#### EXERCISE
Quote all of the data exactly as given. Skip every picture it contains.

#### PROVIDED RECORDS
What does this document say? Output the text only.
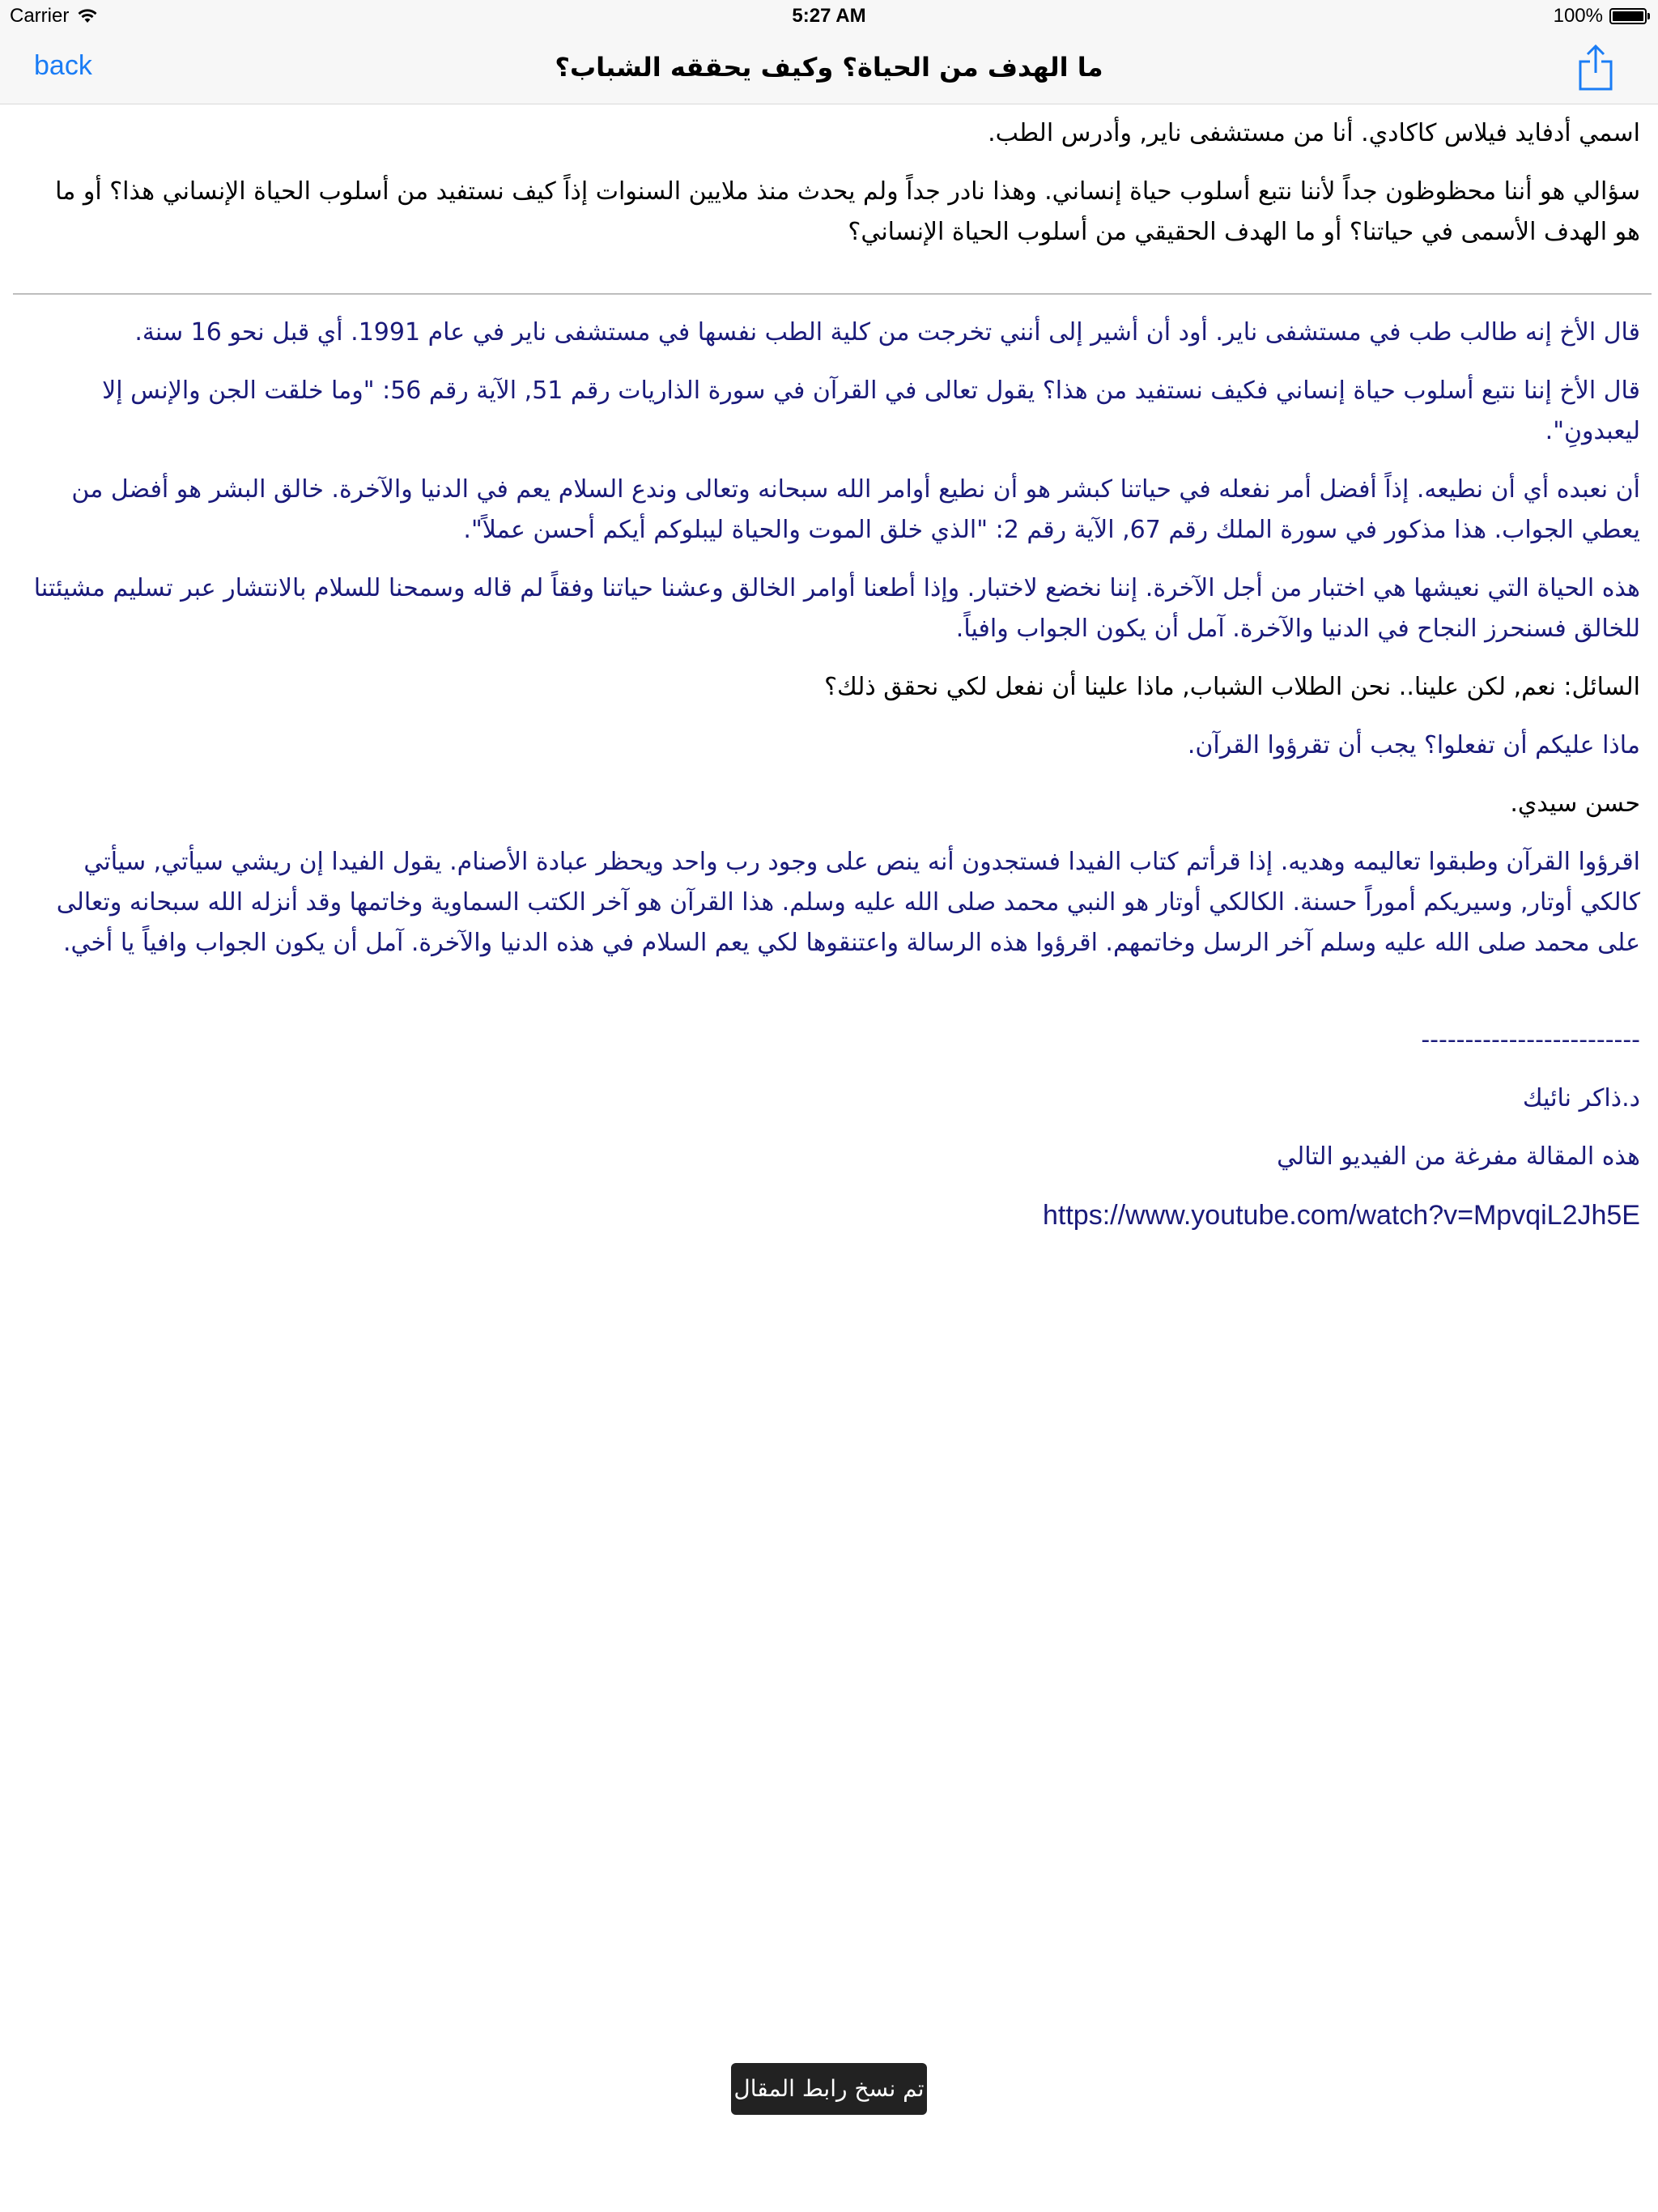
Carrier	5:27 AM	100%
back	ما الهدف من الحياة؟ وكيف يحققه الشباب؟

اسمي أدفايد فيلاس كاكادي. أنا من مستشفى ناير, وأدرس الطب.

سؤالي هو أننا محظوظون جداً لأننا نتبع أسلوب حياة إنساني. وهذا نادر جداً ولم يحدث منذ ملايين السنوات إذاً كيف نستفيد من أسلوب الحياة الإنساني هذا؟ أو ما هو الهدف الأسمى في حياتنا؟ أو ما الهدف الحقيقي من أسلوب الحياة الإنساني؟

قال الأخ إنه طالب طب في مستشفى ناير. أود أن أشير إلى أنني تخرجت من كلية الطب نفسها في مستشفى ناير في عام 1991. أي قبل نحو 16 سنة.

قال الأخ إننا نتبع أسلوب حياة إنساني فكيف نستفيد من هذا؟ يقول تعالى في القرآن في سورة الذاريات رقم 51, الآية رقم 56: "وما خلقت الجن والإنس إلا ليعبدونِ".

أن نعبده أي أن نطيعه. إذاً أفضل أمر نفعله في حياتنا كبشر هو أن نطيع أوامر الله سبحانه وتعالى وندع السلام يعم في الدنيا والآخرة. خالق البشر هو أفضل من يعطي الجواب. هذا مذكور في سورة الملك رقم 67, الآية رقم 2: "الذي خلق الموت والحياة ليبلوكم أيكم أحسن عملاً".

هذه الحياة التي نعيشها هي اختبار من أجل الآخرة. إننا نخضع لاختبار. وإذا أطعنا أوامر الخالق وعشنا حياتنا وفقاً لم قاله وسمحنا للسلام بالانتشار عبر تسليم مشيئتنا للخالق فسنحرز النجاح في الدنيا والآخرة. آمل أن يكون الجواب وافياً.

السائل: نعم, لكن علينا.. نحن الطلاب الشباب, ماذا علينا أن نفعل لكي نحقق ذلك؟

ماذا عليكم أن تفعلوا؟ يجب أن تقرؤوا القرآن.

حسن سيدي.

اقرؤوا القرآن وطبقوا تعاليمه وهديه. إذا قرأتم كتاب الفيدا فستجدون أنه ينص على وجود رب واحد ويحظر عبادة الأصنام. يقول الفيدا إن ريشي سيأتي, سيأتي كالكي أوتار, وسيريكم أموراً حسنة. الكالكي أوتار هو النبي محمد صلى الله عليه وسلم. هذا القرآن هو آخر الكتب السماوية وخاتمها وقد أنزله الله سبحانه وتعالى على محمد صلى الله عليه وسلم آخر الرسل وخاتمهم. اقرؤوا هذه الرسالة واعتنقوها لكي يعم السلام في هذه الدنيا والآخرة. آمل أن يكون الجواب وافياً يا أخي.

-------------------------

د.ذاكر نائيك

هذه المقالة مفرغة من الفيديو التالي

https://www.youtube.com/watch?v=MpvqiL2Jh5E

تم نسخ رابط المقال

#### RESPONSE FOR THIS EXERCISE
What does this document say? Output the text only.
Carrier	5:27 AM	100%
back	ما الهدف من الحياة؟ وكيف يحققه الشباب؟

اسمي أدفايد فيلاس كاكادي. أنا من مستشفى ناير, وأدرس الطب.

سؤالي هو أننا محظوظون جداً لأننا نتبع أسلوب حياة إنساني. وهذا نادر جداً ولم يحدث منذ ملايين السنوات إذاً كيف نستفيد من أسلوب الحياة الإنساني هذا؟ أو ما هو الهدف الأسمى في حياتنا؟ أو ما الهدف الحقيقي من أسلوب الحياة الإنساني؟

قال الأخ إنه طالب طب في مستشفى ناير. أود أن أشير إلى أنني تخرجت من كلية الطب نفسها في مستشفى ناير في عام 1991. أي قبل نحو 16 سنة.

قال الأخ إننا نتبع أسلوب حياة إنساني فكيف نستفيد من هذا؟ يقول تعالى في القرآن في سورة الذاريات رقم 51, الآية رقم 56: "وما خلقت الجن والإنس إلا ليعبدونِ".

أن نعبده أي أن نطيعه. إذاً أفضل أمر نفعله في حياتنا كبشر هو أن نطيع أوامر الله سبحانه وتعالى وندع السلام يعم في الدنيا والآخرة. خالق البشر هو أفضل من يعطي الجواب. هذا مذكور في سورة الملك رقم 67, الآية رقم 2: "الذي خلق الموت والحياة ليبلوكم أيكم أحسن عملاً".

هذه الحياة التي نعيشها هي اختبار من أجل الآخرة. إننا نخضع لاختبار. وإذا أطعنا أوامر الخالق وعشنا حياتنا وفقاً لم قاله وسمحنا للسلام بالانتشار عبر تسليم مشيئتنا للخالق فسنحرز النجاح في الدنيا والآخرة. آمل أن يكون الجواب وافياً.

السائل: نعم, لكن علينا.. نحن الطلاب الشباب, ماذا علينا أن نفعل لكي نحقق ذلك؟

ماذا عليكم أن تفعلوا؟ يجب أن تقرؤوا القرآن.

حسن سيدي.

اقرؤوا القرآن وطبقوا تعاليمه وهديه. إذا قرأتم كتاب الفيدا فستجدون أنه ينص على وجود رب واحد ويحظر عبادة الأصنام. يقول الفيدا إن ريشي سيأتي, سيأتي كالكي أوتار, وسيريكم أموراً حسنة. الكالكي أوتار هو النبي محمد صلى الله عليه وسلم. هذا القرآن هو آخر الكتب السماوية وخاتمها وقد أنزله الله سبحانه وتعالى على محمد صلى الله عليه وسلم آخر الرسل وخاتمهم. اقرؤوا هذه الرسالة واعتنقوها لكي يعم السلام في هذه الدنيا والآخرة. آمل أن يكون الجواب وافياً يا أخي.

-------------------------

د.ذاكر نائيك

هذه المقالة مفرغة من الفيديو التالي

https://www.youtube.com/watch?v=MpvqiL2Jh5E

تم نسخ رابط المقال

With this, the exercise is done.